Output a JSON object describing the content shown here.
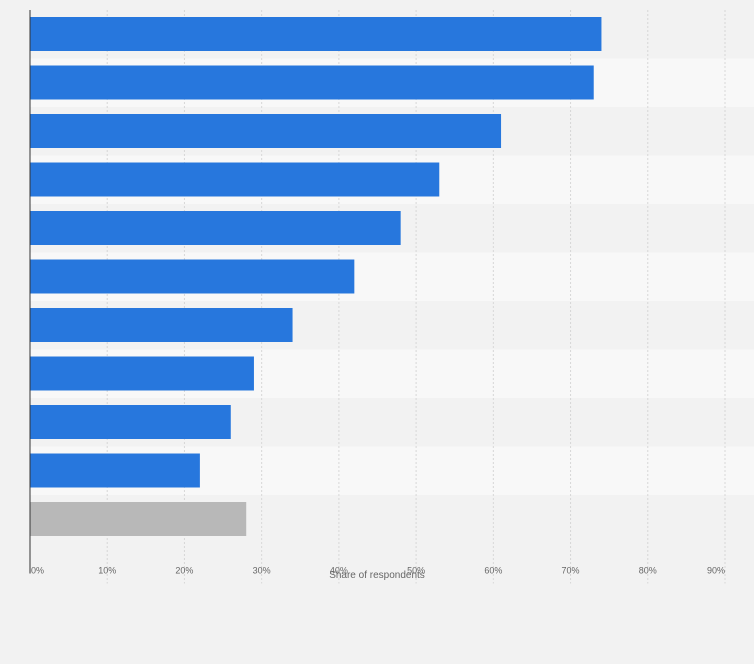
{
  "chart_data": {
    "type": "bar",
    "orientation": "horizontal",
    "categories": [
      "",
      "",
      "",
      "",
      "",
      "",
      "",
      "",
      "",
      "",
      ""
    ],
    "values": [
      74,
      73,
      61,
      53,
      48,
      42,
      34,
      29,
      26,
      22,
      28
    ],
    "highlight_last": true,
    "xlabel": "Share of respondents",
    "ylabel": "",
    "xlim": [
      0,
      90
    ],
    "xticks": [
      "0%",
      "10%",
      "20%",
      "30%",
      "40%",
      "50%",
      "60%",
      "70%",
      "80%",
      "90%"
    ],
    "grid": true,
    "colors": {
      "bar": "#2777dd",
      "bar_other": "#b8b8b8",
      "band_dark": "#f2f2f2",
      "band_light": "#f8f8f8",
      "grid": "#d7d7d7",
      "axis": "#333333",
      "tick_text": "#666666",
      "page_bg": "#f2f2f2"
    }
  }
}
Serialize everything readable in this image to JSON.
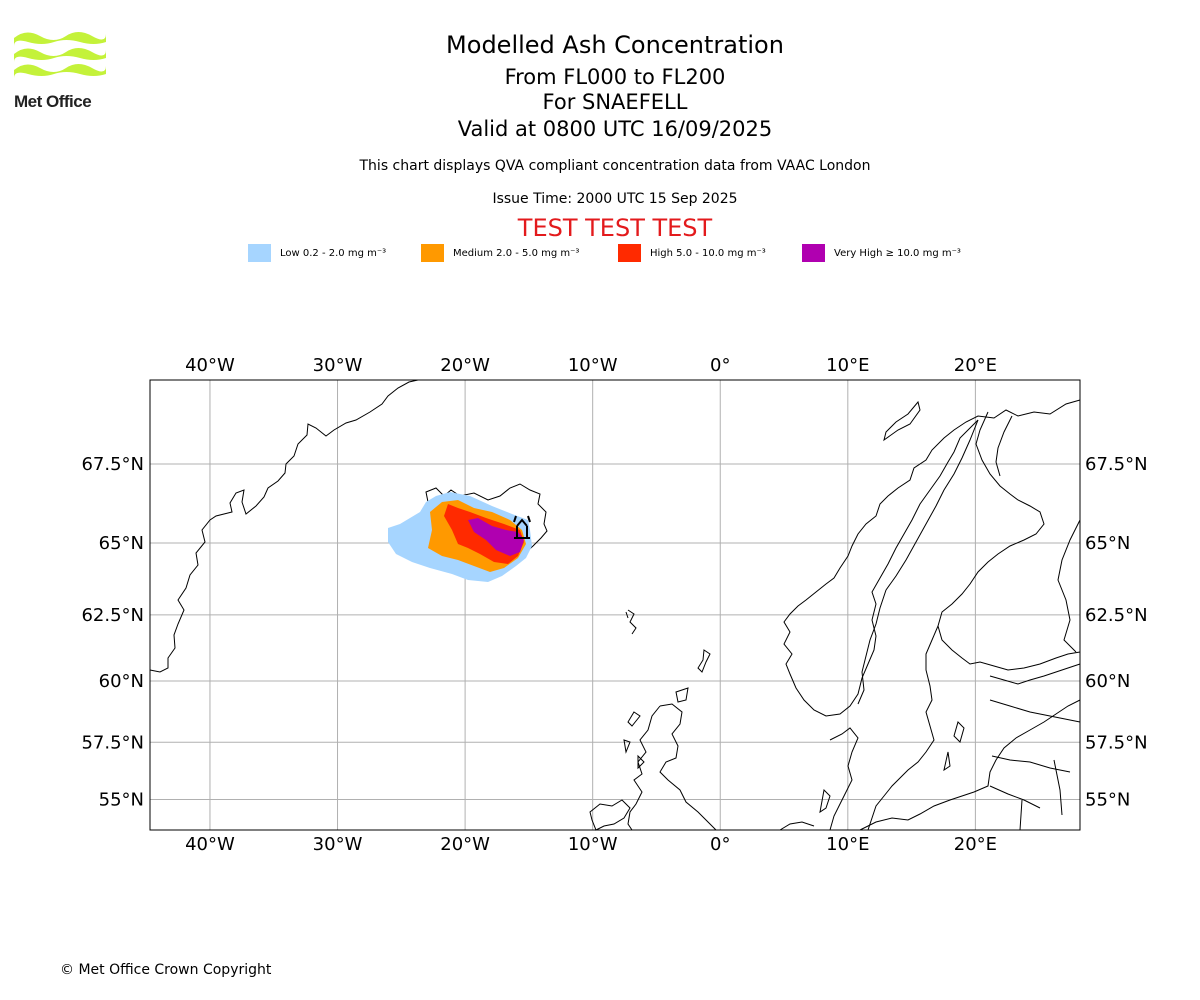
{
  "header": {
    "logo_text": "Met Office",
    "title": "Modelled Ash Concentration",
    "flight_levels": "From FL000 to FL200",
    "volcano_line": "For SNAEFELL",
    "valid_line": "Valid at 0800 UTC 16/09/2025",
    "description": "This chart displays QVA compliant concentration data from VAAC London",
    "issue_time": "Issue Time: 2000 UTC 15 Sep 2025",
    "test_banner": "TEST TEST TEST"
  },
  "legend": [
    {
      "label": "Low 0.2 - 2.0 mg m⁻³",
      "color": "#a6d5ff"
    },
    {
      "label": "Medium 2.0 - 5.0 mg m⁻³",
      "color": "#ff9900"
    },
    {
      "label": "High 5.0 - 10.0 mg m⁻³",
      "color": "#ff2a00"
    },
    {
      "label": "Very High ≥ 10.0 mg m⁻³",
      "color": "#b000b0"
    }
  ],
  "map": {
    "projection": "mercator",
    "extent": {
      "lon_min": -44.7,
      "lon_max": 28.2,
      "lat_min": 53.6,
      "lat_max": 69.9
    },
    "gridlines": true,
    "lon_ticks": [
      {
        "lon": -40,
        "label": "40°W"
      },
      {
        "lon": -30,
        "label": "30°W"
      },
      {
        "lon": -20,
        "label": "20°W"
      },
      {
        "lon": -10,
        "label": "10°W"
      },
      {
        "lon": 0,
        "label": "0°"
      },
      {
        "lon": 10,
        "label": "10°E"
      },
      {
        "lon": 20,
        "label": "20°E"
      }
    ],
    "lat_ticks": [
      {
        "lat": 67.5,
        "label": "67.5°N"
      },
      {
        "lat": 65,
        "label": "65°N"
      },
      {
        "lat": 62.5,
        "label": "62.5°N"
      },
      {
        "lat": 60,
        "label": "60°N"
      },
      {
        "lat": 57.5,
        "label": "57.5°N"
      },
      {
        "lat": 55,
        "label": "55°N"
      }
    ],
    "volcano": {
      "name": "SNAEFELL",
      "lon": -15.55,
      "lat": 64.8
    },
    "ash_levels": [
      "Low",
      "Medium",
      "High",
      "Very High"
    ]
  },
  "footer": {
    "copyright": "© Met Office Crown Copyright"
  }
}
....................
**BRIEF:**
Reproduce every line of the material precisely, omitting its pictures.

**TASK RESULT:**
Output a JSON object describing the content shown here.
{
  "chart_data": {
    "type": "bar",
    "orientation": "horizontal",
    "categories": [
      "",
      "",
      "",
      "",
      "",
      "",
      "",
      "",
      "",
      "",
      ""
    ],
    "values": [
      74,
      73,
      61,
      53,
      48,
      42,
      34,
      29,
      26,
      22,
      28
    ],
    "highlight_last": true,
    "xlabel": "Share of respondents",
    "ylabel": "",
    "xlim": [
      0,
      90
    ],
    "xticks": [
      "0%",
      "10%",
      "20%",
      "30%",
      "40%",
      "50%",
      "60%",
      "70%",
      "80%",
      "90%"
    ],
    "grid": true,
    "colors": {
      "bar": "#2777dd",
      "bar_other": "#b8b8b8",
      "band_dark": "#f2f2f2",
      "band_light": "#f8f8f8",
      "grid": "#d7d7d7",
      "axis": "#333333",
      "tick_text": "#666666",
      "page_bg": "#f2f2f2"
    }
  }
}
Serialize everything readable in this image to JSON.
{
  "header": {
    "logo_text": "Met Office",
    "title": "Modelled Ash Concentration",
    "flight_levels": "From FL000 to FL200",
    "volcano_line": "For SNAEFELL",
    "valid_line": "Valid at 0800 UTC 16/09/2025",
    "description": "This chart displays QVA compliant concentration data from VAAC London",
    "issue_time": "Issue Time: 2000 UTC 15 Sep 2025",
    "test_banner": "TEST TEST TEST"
  },
  "legend": [
    {
      "label": "Low 0.2 - 2.0 mg m⁻³",
      "color": "#a6d5ff"
    },
    {
      "label": "Medium 2.0 - 5.0 mg m⁻³",
      "color": "#ff9900"
    },
    {
      "label": "High 5.0 - 10.0 mg m⁻³",
      "color": "#ff2a00"
    },
    {
      "label": "Very High ≥ 10.0 mg m⁻³",
      "color": "#b000b0"
    }
  ],
  "map": {
    "projection": "mercator",
    "extent": {
      "lon_min": -44.7,
      "lon_max": 28.2,
      "lat_min": 53.6,
      "lat_max": 69.9
    },
    "gridlines": true,
    "lon_ticks": [
      {
        "lon": -40,
        "label": "40°W"
      },
      {
        "lon": -30,
        "label": "30°W"
      },
      {
        "lon": -20,
        "label": "20°W"
      },
      {
        "lon": -10,
        "label": "10°W"
      },
      {
        "lon": 0,
        "label": "0°"
      },
      {
        "lon": 10,
        "label": "10°E"
      },
      {
        "lon": 20,
        "label": "20°E"
      }
    ],
    "lat_ticks": [
      {
        "lat": 67.5,
        "label": "67.5°N"
      },
      {
        "lat": 65,
        "label": "65°N"
      },
      {
        "lat": 62.5,
        "label": "62.5°N"
      },
      {
        "lat": 60,
        "label": "60°N"
      },
      {
        "lat": 57.5,
        "label": "57.5°N"
      },
      {
        "lat": 55,
        "label": "55°N"
      }
    ],
    "volcano": {
      "name": "SNAEFELL",
      "lon": -15.55,
      "lat": 64.8
    },
    "ash_levels": [
      "Low",
      "Medium",
      "High",
      "Very High"
    ]
  },
  "footer": {
    "copyright": "© Met Office Crown Copyright"
  }
}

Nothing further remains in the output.